■ Work to be completed:
Find how many lines of the listing below include the word "quen", then report the number by itself.

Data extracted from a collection
____

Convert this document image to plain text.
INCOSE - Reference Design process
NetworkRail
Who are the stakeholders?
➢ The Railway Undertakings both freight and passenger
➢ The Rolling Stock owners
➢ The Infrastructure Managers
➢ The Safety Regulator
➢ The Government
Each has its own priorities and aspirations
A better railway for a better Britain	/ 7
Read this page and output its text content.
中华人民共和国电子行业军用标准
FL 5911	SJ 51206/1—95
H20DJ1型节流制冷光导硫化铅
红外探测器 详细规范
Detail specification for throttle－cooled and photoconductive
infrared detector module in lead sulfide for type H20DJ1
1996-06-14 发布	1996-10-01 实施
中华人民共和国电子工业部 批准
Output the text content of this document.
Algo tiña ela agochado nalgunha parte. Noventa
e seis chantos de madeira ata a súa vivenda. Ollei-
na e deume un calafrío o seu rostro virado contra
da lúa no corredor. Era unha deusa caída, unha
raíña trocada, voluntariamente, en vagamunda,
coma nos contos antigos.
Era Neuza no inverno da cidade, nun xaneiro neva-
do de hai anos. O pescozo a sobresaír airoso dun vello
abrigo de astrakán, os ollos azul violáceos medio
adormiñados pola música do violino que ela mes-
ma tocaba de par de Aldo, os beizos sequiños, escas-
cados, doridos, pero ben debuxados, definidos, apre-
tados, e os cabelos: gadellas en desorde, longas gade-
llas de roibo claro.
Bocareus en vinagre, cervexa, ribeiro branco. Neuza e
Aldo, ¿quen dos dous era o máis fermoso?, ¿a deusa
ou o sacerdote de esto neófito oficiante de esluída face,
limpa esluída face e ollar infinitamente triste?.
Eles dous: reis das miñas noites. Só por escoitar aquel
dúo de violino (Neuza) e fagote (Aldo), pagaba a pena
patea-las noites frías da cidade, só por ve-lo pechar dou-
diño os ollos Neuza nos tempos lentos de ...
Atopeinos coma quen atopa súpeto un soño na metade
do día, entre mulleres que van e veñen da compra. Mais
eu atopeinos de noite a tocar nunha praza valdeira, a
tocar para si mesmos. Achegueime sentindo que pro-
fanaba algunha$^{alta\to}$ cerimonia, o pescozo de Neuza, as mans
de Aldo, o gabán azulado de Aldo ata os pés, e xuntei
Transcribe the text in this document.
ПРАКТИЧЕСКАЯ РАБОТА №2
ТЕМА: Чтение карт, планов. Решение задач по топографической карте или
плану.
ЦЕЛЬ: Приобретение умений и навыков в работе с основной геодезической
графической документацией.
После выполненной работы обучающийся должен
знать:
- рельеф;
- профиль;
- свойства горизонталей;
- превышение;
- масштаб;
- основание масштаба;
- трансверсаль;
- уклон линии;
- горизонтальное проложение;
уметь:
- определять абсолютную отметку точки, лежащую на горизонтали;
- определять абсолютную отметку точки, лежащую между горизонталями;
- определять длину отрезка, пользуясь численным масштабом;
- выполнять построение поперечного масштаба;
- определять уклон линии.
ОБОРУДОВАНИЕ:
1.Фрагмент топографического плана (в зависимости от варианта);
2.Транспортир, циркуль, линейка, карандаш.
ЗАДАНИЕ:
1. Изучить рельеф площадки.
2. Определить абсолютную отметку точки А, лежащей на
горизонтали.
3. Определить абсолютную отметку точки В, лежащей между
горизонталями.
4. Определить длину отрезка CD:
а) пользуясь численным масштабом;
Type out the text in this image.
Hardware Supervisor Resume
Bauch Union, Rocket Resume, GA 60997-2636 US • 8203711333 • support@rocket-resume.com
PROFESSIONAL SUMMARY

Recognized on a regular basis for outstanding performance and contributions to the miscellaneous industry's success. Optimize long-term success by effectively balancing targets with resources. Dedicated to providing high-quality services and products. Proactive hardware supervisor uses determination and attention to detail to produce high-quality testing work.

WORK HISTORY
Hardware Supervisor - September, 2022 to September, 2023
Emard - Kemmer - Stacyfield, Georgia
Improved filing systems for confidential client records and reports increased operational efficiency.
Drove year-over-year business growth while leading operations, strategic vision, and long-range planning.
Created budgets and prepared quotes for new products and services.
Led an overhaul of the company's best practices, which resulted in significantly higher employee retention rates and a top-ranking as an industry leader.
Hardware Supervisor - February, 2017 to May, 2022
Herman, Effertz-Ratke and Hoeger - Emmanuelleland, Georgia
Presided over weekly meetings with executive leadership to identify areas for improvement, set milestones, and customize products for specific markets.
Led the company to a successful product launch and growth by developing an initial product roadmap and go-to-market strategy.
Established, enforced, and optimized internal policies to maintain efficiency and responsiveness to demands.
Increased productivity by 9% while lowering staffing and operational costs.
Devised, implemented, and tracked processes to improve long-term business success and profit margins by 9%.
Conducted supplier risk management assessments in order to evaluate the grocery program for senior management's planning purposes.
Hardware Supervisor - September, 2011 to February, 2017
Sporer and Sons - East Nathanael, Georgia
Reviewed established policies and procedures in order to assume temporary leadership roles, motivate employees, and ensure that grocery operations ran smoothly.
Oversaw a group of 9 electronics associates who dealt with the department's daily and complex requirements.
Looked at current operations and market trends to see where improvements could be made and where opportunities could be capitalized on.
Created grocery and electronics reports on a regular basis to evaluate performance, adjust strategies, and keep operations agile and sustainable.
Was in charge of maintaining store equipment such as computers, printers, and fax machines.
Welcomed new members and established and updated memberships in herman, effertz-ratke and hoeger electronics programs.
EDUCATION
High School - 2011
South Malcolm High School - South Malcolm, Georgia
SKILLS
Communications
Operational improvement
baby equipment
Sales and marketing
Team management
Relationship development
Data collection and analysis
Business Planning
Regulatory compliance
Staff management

____

■ Answer to this problem:
2